▶ [EXERCISE TASK]
Reproduce the items from the line with "label-top-bevel-height: 高度(H) —" to the line with "handle-top-right[interactable] — [347, 334, 357, 344]", replacing "picker" with "selector" and keeping everything else the same.

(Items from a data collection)

● ● ●

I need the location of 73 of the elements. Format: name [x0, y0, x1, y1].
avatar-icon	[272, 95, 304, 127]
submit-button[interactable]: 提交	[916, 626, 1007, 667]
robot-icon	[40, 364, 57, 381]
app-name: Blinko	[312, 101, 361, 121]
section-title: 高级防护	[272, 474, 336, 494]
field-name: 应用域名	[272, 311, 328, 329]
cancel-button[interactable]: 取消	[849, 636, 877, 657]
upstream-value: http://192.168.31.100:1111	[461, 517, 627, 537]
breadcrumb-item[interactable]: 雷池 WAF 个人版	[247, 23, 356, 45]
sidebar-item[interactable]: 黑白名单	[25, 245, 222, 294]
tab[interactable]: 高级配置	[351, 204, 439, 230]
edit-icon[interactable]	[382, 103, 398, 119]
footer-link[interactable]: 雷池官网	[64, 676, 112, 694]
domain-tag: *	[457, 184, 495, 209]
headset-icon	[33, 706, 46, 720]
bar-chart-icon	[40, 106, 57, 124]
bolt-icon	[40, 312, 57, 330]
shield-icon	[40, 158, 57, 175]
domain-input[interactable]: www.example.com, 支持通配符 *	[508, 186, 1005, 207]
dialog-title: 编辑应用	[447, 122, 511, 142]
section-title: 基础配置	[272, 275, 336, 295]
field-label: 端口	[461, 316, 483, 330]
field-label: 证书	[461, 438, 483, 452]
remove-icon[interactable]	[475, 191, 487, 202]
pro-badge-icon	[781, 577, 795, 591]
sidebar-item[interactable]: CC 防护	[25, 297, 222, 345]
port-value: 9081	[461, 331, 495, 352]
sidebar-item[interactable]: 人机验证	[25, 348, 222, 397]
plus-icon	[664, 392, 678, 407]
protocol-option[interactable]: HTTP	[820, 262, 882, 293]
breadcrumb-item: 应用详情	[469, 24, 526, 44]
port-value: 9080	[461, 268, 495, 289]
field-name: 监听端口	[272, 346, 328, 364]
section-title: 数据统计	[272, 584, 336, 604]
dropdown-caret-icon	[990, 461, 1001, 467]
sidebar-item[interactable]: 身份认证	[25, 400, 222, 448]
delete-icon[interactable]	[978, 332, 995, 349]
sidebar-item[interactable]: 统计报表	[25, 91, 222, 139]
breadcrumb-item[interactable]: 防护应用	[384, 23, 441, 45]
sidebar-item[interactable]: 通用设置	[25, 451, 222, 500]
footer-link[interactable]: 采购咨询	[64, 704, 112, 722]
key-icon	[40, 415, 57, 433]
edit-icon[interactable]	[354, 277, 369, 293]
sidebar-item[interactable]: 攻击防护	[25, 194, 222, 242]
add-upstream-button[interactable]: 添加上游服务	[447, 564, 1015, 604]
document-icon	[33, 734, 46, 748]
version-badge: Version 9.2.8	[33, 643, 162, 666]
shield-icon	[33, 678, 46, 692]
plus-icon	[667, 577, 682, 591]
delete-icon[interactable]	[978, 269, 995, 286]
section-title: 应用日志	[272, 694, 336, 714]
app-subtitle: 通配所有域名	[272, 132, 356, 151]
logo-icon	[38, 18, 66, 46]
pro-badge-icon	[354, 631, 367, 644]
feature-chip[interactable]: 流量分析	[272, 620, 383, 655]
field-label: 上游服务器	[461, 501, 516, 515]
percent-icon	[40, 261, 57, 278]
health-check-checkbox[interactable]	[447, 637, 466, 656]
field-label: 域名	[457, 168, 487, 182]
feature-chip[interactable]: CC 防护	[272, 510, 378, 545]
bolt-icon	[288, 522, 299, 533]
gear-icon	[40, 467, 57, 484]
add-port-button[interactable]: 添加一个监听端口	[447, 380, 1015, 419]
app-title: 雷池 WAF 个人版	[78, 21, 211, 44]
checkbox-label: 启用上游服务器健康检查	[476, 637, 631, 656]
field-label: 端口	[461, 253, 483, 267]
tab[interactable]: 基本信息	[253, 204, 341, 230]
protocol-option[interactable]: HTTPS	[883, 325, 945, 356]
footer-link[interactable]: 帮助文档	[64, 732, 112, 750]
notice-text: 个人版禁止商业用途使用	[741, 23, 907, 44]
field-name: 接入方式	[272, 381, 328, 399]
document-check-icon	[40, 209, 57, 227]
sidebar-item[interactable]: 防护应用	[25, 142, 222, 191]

● ● ●

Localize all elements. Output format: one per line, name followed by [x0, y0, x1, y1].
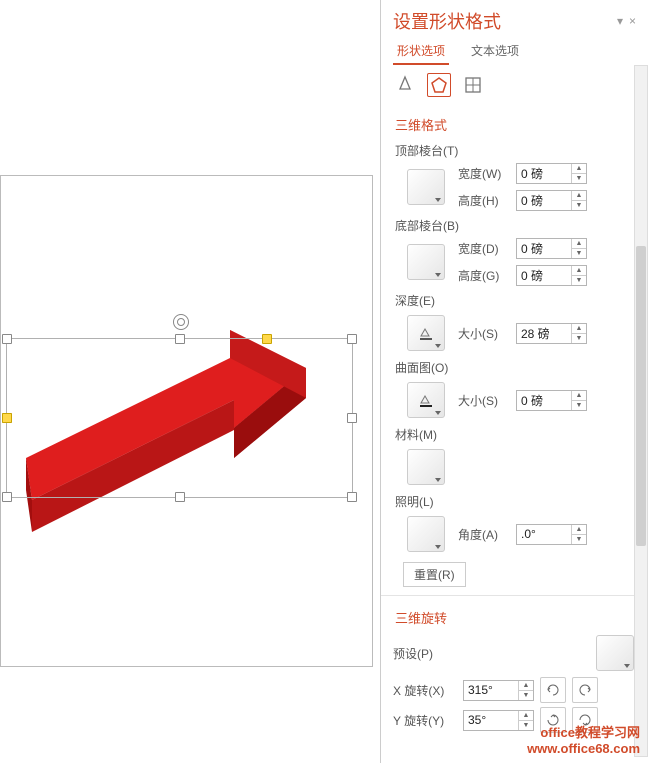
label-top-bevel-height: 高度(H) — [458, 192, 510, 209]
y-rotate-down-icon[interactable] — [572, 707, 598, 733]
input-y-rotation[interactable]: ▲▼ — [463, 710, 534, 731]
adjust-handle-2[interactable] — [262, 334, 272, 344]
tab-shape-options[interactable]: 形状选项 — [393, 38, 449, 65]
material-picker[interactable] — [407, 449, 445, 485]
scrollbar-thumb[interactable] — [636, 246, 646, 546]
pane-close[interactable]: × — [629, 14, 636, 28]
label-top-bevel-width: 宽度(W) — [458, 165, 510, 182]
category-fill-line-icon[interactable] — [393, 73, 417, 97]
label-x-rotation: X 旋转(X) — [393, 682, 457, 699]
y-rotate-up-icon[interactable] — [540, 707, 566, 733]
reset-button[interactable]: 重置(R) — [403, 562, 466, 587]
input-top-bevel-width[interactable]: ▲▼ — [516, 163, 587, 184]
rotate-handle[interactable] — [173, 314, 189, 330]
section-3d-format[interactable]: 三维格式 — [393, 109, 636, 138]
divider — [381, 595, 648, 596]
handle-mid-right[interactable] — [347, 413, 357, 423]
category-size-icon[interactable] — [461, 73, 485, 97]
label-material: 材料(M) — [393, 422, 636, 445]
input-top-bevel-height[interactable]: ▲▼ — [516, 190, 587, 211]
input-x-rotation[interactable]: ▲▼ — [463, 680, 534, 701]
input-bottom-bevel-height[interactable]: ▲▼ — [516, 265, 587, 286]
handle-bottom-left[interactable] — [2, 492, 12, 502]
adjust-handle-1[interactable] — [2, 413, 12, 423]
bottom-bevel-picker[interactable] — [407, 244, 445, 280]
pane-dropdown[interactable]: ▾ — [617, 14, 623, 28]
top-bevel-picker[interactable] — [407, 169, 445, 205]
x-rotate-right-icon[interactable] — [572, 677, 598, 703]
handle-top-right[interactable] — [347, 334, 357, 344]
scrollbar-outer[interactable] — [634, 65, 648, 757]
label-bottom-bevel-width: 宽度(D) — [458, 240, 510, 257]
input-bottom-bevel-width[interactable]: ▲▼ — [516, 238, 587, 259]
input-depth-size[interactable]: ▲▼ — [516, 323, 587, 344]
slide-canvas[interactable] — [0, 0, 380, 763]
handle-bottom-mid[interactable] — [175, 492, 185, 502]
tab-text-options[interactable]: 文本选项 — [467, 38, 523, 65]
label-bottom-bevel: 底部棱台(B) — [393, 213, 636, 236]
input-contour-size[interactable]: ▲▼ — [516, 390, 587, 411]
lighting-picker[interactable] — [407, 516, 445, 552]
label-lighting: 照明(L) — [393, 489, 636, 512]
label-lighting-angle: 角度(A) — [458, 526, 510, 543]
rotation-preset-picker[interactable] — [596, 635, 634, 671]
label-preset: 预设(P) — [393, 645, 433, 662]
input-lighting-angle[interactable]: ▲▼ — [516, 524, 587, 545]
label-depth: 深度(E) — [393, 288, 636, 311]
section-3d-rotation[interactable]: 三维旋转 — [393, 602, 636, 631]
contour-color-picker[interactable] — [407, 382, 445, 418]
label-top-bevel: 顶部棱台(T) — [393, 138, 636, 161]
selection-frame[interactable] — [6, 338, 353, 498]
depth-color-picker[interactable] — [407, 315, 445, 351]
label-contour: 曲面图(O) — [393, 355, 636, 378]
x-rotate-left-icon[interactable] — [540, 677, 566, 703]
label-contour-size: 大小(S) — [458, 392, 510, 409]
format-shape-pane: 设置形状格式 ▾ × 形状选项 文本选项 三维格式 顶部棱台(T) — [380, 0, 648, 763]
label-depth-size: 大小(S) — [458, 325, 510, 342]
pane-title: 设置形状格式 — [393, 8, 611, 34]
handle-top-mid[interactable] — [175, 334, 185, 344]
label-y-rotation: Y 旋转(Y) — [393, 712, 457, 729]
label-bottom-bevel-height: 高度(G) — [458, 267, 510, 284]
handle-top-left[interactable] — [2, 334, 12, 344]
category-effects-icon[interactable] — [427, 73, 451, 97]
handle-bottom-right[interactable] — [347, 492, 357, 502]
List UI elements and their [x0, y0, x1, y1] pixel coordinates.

● ● ●

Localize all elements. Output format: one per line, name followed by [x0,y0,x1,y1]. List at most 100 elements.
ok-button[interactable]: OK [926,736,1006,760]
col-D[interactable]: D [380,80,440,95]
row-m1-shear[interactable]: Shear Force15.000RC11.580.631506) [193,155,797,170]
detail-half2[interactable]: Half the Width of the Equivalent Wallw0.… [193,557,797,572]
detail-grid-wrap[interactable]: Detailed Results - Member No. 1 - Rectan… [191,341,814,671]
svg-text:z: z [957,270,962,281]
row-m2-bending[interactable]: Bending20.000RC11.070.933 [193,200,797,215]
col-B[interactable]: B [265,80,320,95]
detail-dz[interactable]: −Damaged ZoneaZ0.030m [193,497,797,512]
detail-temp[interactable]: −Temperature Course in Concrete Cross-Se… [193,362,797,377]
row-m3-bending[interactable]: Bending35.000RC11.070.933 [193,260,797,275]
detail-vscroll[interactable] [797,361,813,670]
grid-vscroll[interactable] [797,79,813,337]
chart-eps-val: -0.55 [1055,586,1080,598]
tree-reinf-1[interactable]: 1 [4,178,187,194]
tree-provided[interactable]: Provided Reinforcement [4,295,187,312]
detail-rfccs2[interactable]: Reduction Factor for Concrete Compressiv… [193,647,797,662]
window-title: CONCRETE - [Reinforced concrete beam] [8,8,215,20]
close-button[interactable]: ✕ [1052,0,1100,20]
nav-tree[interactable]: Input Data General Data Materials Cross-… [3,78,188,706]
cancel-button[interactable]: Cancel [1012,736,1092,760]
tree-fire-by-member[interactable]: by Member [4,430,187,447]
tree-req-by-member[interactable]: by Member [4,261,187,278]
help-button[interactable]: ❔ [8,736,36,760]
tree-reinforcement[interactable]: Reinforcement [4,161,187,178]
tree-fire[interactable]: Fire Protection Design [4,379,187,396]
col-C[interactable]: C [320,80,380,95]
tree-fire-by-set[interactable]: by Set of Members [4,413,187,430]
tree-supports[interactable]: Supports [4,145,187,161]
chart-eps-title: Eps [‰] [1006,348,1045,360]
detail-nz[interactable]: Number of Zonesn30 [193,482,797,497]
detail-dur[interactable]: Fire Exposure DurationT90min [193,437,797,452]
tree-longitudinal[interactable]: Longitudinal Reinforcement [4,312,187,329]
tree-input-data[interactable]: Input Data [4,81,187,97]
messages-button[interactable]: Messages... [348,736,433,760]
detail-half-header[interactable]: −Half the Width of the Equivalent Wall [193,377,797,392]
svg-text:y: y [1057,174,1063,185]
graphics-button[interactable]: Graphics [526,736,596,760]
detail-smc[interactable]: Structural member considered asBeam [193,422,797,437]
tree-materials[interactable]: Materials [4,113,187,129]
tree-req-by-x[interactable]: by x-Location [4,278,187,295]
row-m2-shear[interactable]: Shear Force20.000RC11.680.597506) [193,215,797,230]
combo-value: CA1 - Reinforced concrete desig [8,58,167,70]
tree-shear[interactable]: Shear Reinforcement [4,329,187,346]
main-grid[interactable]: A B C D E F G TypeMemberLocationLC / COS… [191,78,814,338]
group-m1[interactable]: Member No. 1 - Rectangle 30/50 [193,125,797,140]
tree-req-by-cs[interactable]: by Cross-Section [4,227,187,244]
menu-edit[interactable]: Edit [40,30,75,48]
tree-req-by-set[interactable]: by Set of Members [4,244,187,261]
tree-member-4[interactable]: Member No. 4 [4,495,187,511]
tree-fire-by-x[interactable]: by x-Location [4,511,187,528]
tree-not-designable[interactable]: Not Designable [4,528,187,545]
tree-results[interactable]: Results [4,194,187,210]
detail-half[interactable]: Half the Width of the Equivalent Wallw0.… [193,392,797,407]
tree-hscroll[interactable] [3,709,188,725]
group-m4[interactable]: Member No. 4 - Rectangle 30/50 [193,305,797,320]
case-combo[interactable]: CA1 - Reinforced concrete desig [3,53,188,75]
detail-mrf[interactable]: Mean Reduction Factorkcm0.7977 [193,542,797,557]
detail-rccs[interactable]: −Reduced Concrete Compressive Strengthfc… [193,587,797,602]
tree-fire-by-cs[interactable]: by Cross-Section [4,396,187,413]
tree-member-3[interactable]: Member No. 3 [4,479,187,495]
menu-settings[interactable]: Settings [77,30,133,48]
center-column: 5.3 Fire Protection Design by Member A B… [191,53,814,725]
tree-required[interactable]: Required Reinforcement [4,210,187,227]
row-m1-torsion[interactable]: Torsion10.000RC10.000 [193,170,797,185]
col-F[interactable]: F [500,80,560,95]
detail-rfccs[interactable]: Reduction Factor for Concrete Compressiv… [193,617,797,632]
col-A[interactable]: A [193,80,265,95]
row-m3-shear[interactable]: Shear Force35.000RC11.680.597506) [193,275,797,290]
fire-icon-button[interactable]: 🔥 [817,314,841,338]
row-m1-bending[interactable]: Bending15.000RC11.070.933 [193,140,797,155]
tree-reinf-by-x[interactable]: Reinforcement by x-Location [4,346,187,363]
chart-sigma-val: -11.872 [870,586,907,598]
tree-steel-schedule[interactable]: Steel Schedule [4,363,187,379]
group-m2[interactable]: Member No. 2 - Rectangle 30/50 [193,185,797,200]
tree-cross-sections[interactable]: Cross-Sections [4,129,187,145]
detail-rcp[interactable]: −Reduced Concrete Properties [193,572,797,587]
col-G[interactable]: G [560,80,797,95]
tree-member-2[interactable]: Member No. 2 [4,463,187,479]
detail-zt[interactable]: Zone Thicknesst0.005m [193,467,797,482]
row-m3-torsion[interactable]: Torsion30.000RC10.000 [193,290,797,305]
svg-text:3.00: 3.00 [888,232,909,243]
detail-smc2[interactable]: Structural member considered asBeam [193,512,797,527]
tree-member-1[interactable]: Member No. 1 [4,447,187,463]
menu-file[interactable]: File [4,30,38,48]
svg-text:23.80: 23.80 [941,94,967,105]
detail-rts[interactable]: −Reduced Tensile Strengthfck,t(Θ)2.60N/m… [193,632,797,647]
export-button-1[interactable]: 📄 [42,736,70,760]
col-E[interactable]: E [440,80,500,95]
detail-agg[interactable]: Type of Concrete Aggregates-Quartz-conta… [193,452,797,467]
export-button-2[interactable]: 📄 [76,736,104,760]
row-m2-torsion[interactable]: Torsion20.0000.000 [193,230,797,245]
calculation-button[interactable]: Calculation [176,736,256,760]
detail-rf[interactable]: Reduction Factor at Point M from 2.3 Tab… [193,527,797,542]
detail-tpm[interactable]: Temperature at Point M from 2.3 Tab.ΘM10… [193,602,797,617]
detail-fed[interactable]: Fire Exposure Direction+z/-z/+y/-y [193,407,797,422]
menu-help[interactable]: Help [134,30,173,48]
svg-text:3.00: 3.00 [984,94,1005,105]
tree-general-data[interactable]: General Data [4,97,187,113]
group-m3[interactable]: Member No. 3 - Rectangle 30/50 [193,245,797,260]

● ● ●

▶ [RESPONSE TO THIS TASK]
label-top-bevel-height: 高度(H) — [458, 192, 510, 209]
y-rotate-down-icon[interactable] — [572, 707, 598, 733]
input-y-rotation[interactable]: ▲▼ — [463, 710, 534, 731]
adjust-handle-2[interactable] — [262, 334, 272, 344]
tab-shape-options[interactable]: 形状选项 — [393, 38, 449, 65]
material-selector[interactable] — [407, 449, 445, 485]
scrollbar-thumb[interactable] — [636, 246, 646, 546]
pane-close[interactable]: × — [629, 14, 636, 28]
label-top-bevel-width: 宽度(W) — [458, 165, 510, 182]
category-fill-line-icon[interactable] — [393, 73, 417, 97]
label-x-rotation: X 旋转(X) — [393, 682, 457, 699]
y-rotate-up-icon[interactable] — [540, 707, 566, 733]
reset-button[interactable]: 重置(R) — [403, 562, 466, 587]
input-top-bevel-width[interactable]: ▲▼ — [516, 163, 587, 184]
rotate-handle[interactable] — [173, 314, 189, 330]
section-3d-format[interactable]: 三维格式 — [393, 109, 636, 138]
divider — [381, 595, 648, 596]
handle-mid-right[interactable] — [347, 413, 357, 423]
category-size-icon[interactable] — [461, 73, 485, 97]
label-material: 材料(M) — [393, 422, 636, 445]
input-top-bevel-height[interactable]: ▲▼ — [516, 190, 587, 211]
input-x-rotation[interactable]: ▲▼ — [463, 680, 534, 701]
input-bottom-bevel-height[interactable]: ▲▼ — [516, 265, 587, 286]
handle-bottom-left[interactable] — [2, 492, 12, 502]
adjust-handle-1[interactable] — [2, 413, 12, 423]
bottom-bevel-selector[interactable] — [407, 244, 445, 280]
pane-dropdown[interactable]: ▾ — [617, 14, 623, 28]
top-bevel-selector[interactable] — [407, 169, 445, 205]
x-rotate-right-icon[interactable] — [572, 677, 598, 703]
handle-top-right[interactable] — [347, 334, 357, 344]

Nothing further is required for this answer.